* **The problem**:
Copy each line that holds "Проводимые".

* **Dataset records**:
>>

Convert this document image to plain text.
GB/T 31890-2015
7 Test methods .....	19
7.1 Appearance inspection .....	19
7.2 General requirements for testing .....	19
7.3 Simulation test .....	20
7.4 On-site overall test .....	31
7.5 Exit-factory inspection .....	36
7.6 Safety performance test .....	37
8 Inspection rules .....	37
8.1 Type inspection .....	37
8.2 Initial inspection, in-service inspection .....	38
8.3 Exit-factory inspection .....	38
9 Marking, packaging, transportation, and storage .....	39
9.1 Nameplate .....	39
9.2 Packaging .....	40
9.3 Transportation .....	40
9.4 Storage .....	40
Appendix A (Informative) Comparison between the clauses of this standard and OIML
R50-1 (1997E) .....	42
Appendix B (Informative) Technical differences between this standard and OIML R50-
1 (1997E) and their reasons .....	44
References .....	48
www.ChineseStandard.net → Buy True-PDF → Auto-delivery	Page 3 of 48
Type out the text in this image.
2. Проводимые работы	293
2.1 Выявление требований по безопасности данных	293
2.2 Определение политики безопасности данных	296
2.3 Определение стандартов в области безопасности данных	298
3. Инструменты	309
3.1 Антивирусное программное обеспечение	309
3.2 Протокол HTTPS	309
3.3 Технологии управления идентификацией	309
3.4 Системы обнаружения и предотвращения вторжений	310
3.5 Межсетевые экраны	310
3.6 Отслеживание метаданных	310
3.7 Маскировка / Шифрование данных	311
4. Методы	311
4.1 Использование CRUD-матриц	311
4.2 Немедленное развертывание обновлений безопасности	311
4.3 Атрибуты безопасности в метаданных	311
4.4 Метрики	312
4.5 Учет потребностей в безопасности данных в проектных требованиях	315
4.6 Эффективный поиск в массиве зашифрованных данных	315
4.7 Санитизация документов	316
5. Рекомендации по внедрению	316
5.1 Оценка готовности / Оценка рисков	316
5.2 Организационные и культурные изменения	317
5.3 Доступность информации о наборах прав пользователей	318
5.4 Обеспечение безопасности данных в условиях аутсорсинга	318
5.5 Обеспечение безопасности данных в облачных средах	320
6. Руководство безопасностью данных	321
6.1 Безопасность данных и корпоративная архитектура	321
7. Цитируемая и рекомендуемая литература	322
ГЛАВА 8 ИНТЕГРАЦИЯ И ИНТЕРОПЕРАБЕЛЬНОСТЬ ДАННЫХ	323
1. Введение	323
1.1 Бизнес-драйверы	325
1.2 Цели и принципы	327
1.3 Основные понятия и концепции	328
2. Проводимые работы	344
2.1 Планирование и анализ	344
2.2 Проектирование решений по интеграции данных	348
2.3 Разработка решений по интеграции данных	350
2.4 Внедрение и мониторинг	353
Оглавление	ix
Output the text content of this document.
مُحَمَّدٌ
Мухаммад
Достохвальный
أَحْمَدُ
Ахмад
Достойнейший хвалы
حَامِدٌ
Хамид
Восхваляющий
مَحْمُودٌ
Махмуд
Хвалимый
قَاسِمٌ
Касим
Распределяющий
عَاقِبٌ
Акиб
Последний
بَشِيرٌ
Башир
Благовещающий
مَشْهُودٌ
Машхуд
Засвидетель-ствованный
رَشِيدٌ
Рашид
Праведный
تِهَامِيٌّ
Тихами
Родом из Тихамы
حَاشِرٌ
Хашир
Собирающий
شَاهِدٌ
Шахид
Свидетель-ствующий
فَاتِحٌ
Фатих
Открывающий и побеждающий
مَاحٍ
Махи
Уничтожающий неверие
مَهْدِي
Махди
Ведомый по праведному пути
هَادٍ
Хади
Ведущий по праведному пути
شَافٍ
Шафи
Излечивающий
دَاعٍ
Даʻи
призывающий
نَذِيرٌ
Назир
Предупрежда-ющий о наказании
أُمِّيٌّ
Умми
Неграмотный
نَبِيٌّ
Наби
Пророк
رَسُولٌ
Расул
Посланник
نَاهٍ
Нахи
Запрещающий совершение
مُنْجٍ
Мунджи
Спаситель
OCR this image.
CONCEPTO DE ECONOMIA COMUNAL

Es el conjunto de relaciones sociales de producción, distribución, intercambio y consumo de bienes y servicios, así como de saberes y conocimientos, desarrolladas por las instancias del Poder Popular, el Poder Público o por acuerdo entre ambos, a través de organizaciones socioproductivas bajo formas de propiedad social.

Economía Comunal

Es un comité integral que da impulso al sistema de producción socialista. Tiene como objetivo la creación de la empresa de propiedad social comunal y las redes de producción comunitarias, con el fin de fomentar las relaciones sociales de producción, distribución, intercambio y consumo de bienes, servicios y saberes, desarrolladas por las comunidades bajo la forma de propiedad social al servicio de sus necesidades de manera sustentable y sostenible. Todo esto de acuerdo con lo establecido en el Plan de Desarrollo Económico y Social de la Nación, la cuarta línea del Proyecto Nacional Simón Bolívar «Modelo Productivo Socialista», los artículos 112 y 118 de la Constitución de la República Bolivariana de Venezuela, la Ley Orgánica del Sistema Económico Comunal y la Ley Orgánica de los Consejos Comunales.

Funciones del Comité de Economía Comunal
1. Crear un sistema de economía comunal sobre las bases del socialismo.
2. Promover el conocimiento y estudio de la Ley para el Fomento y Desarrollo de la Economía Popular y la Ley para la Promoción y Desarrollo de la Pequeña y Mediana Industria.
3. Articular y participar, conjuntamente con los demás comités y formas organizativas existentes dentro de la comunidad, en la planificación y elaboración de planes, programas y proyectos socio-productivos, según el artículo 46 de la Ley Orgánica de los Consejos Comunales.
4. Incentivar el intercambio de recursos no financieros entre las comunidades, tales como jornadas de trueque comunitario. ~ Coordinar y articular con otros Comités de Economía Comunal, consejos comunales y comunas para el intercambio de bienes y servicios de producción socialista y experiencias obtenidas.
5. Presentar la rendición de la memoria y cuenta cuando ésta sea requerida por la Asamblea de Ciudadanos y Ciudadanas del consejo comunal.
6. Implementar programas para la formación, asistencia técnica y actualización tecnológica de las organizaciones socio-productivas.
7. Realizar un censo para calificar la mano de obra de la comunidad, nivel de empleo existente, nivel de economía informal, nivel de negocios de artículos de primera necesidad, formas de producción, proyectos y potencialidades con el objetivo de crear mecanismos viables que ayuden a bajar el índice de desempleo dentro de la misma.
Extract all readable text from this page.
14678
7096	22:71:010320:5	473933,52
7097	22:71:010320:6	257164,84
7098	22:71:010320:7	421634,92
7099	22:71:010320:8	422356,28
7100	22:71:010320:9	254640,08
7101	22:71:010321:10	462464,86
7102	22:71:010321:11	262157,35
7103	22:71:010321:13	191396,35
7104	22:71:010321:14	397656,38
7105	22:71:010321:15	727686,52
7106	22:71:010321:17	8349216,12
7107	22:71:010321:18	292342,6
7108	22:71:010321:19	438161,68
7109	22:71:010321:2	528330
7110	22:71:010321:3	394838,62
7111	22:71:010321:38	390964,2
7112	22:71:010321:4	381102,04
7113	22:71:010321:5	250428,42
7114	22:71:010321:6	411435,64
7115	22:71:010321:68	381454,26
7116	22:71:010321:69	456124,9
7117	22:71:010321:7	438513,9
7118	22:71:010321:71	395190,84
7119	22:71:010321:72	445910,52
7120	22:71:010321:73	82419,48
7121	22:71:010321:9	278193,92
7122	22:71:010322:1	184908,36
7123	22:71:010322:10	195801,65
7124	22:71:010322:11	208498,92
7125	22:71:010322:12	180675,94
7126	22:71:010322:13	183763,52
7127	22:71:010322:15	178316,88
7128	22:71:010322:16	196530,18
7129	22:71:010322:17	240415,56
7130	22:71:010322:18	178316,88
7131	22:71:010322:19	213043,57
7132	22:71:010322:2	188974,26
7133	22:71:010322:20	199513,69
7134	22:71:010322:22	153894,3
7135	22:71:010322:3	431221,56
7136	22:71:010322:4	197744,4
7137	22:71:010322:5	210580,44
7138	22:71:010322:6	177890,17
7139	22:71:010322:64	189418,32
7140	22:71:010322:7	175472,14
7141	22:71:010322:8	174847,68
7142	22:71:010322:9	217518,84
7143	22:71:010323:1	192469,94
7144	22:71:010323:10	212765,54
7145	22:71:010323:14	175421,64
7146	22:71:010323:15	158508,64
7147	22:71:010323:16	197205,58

<<

* **The reply**:
2. Проводимые работы	293
2. Проводимые работы	344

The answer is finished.